Problem
Below are the records; locate each line with the word "антинаркотической" and copy it.
========
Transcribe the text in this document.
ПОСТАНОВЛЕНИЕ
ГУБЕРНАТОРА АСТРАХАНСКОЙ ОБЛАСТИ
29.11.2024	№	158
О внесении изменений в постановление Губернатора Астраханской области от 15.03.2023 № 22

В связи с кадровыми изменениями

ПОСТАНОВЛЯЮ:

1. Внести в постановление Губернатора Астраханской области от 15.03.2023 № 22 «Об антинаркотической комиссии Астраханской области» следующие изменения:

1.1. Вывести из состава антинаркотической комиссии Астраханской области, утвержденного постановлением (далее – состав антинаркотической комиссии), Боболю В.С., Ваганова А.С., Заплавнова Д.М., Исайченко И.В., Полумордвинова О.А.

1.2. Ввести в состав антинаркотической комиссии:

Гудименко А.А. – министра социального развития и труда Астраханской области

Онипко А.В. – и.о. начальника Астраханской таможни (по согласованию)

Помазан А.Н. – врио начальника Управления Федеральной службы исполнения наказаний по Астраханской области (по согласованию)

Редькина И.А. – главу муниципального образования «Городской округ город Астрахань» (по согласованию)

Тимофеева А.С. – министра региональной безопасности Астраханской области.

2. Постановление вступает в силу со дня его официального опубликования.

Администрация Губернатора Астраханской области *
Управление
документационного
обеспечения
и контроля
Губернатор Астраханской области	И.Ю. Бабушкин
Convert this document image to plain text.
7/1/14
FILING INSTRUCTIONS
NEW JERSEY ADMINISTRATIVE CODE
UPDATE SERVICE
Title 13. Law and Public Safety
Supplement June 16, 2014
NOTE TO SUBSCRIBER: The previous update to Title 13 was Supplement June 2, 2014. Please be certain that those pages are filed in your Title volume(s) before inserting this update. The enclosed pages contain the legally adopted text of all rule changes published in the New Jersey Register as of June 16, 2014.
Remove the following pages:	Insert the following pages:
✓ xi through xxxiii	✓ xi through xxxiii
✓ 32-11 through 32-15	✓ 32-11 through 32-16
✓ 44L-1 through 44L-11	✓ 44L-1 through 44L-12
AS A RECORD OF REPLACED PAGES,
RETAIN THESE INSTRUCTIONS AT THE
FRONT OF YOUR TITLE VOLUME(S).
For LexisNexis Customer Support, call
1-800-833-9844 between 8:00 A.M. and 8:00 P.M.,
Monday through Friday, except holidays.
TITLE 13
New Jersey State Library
========
Answer
1. Внести в постановление Губернатора Астраханской области от 15.03.2023 № 22 «Об антинаркотической комиссии Астраханской области» следующие изменения:
1.1. Вывести из состава антинаркотической комиссии Астраханской области, утвержденного постановлением (далее – состав антинаркотической комиссии), Боболю В.С., Ваганова А.С., Заплавнова Д.М., Исайченко И.В., Полумордвинова О.А.
1.2. Ввести в состав антинаркотической комиссии:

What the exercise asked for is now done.